§ **The exercise**
Copy all lines that contain the word "JSON".

§ **Extracted information**
+-------+
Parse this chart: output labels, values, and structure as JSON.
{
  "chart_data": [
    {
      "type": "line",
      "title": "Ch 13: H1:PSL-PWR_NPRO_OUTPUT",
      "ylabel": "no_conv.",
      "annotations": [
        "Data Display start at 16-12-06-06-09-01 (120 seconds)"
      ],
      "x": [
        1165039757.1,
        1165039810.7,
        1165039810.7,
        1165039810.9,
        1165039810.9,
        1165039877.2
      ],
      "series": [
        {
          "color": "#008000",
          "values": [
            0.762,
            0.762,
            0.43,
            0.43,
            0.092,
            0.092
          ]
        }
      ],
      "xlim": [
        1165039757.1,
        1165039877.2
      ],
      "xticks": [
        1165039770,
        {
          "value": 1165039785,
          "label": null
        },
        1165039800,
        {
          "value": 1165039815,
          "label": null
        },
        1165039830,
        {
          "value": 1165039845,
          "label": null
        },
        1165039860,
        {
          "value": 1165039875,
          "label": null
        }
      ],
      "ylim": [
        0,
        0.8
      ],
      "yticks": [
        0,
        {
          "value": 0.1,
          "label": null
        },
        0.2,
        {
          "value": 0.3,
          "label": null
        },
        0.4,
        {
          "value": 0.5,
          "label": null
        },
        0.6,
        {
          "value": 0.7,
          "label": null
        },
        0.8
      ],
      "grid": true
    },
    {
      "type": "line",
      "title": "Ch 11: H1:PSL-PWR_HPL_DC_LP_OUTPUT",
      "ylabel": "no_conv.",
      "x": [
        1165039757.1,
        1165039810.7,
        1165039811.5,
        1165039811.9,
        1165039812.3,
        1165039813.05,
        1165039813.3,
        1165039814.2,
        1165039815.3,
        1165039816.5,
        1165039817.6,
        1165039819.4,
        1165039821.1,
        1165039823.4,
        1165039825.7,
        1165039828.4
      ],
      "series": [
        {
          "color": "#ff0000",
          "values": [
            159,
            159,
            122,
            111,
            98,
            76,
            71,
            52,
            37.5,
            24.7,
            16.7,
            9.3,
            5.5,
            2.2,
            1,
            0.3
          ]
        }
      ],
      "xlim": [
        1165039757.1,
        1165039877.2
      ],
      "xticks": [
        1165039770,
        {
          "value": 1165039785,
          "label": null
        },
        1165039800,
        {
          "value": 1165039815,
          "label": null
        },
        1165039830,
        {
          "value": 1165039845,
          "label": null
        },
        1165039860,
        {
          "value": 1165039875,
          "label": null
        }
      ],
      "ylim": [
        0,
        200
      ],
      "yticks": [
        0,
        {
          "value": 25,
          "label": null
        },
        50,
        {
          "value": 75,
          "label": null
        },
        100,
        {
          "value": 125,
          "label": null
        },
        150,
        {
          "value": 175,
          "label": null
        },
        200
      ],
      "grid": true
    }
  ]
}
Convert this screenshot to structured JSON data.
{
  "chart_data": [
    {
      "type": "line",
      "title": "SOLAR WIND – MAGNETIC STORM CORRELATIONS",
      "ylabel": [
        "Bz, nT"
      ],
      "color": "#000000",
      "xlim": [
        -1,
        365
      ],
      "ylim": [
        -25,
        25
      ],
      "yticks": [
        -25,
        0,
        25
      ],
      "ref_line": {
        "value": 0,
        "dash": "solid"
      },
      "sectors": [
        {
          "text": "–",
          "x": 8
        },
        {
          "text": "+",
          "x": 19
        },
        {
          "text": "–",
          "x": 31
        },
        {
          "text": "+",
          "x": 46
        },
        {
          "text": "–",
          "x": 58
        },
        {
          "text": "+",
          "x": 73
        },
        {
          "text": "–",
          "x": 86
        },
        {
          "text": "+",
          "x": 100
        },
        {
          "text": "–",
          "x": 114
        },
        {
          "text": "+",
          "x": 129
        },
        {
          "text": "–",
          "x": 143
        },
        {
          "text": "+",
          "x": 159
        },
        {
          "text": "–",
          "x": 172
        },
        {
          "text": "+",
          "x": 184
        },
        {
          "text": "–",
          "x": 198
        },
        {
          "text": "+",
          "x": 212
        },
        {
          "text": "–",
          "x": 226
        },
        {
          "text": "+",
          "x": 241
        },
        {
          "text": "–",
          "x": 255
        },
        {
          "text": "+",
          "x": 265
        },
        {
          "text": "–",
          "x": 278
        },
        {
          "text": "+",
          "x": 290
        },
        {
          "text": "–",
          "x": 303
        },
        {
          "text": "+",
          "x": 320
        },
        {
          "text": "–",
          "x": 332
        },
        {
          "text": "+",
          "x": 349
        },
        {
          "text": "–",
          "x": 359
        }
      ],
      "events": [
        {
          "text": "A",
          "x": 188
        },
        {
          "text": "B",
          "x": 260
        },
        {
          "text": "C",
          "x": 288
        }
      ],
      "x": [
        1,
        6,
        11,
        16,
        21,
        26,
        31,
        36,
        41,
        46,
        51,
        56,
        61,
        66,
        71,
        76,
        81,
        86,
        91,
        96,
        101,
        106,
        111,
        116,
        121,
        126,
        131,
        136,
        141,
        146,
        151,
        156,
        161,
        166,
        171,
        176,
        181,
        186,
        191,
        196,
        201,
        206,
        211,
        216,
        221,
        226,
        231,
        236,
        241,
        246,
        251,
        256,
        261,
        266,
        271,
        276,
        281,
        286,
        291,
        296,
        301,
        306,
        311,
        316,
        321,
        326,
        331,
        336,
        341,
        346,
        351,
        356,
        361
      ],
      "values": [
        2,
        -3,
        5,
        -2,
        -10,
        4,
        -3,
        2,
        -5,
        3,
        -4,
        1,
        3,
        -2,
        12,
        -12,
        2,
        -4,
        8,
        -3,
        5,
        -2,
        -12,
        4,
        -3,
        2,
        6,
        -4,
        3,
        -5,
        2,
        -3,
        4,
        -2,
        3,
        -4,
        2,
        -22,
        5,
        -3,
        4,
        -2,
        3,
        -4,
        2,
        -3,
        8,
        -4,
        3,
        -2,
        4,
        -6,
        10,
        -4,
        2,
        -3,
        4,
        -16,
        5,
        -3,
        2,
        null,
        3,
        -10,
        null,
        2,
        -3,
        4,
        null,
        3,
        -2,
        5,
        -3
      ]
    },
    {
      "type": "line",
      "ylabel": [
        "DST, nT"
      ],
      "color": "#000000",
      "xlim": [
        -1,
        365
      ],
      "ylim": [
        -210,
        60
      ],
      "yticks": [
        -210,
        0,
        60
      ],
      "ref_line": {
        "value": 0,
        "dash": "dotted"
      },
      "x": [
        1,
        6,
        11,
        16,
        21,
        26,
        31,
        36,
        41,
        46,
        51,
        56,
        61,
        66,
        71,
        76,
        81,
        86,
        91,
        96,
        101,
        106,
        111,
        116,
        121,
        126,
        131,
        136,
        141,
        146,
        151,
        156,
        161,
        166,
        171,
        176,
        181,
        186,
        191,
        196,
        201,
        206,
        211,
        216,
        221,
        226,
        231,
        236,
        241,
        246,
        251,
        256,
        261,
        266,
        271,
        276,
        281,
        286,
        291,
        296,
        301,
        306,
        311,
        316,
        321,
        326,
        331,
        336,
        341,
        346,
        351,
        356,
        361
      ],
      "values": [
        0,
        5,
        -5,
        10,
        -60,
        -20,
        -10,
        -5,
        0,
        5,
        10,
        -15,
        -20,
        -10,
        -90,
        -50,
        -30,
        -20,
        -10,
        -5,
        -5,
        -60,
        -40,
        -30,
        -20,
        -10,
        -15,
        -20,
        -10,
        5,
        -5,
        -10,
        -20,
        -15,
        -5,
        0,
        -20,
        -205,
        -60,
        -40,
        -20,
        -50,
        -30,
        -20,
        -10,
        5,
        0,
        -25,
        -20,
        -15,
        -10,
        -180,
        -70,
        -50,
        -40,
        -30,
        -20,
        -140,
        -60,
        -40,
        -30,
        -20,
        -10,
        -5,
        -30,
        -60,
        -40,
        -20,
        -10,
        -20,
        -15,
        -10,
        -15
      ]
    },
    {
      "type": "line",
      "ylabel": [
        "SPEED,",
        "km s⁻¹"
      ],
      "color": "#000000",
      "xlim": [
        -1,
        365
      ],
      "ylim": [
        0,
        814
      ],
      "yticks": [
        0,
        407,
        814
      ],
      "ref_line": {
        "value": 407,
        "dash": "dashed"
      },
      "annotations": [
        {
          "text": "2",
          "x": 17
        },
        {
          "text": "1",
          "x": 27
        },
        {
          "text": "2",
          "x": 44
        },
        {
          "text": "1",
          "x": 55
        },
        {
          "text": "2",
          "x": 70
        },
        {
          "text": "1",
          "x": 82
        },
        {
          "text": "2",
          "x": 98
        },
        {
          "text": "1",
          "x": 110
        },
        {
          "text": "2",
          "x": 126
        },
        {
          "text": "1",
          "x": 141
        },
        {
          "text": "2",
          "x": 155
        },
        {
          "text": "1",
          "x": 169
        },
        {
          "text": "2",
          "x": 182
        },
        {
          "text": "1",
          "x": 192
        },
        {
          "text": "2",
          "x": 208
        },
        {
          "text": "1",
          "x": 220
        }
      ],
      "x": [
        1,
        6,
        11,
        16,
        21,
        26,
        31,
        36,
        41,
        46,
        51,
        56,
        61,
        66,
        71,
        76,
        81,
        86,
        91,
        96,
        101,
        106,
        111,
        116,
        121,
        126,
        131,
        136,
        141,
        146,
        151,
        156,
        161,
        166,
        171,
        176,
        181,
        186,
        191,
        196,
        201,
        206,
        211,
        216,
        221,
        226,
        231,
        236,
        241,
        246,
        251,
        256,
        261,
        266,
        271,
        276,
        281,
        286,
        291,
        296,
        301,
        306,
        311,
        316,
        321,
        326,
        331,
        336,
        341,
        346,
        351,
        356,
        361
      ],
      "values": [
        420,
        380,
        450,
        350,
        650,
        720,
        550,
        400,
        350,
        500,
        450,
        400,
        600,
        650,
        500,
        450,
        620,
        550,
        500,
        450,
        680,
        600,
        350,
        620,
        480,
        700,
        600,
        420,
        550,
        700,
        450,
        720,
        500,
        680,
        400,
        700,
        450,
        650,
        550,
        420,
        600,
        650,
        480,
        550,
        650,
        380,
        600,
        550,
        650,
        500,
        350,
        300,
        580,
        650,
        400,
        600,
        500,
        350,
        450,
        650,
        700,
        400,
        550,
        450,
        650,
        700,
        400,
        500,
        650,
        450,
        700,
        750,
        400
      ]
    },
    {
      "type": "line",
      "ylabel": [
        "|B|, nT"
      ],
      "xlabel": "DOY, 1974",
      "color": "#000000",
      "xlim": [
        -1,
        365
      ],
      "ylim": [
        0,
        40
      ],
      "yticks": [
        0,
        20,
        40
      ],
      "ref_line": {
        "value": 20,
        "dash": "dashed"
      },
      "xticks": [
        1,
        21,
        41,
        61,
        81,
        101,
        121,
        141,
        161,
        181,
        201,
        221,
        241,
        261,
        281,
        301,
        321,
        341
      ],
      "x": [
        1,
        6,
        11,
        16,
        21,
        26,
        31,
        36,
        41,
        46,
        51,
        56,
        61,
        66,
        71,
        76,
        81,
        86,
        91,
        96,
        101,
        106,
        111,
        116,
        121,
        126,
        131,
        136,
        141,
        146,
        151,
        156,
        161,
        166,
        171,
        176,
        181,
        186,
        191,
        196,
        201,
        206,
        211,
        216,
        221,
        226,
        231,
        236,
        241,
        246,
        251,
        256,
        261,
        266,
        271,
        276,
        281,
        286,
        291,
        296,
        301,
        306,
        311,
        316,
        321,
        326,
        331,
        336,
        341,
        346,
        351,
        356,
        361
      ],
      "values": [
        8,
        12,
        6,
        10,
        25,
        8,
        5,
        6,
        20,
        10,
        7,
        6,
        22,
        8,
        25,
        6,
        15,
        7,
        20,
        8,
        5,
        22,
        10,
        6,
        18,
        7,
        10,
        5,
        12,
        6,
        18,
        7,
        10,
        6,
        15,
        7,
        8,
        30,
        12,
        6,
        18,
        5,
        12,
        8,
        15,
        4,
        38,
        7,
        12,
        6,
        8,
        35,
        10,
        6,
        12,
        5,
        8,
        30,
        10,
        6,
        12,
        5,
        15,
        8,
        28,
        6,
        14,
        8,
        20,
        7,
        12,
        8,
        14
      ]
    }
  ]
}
+-------+
§ **Solution for this problem**
Parse this chart: output labels, values, and structure as JSON.
Convert this screenshot to structured JSON data.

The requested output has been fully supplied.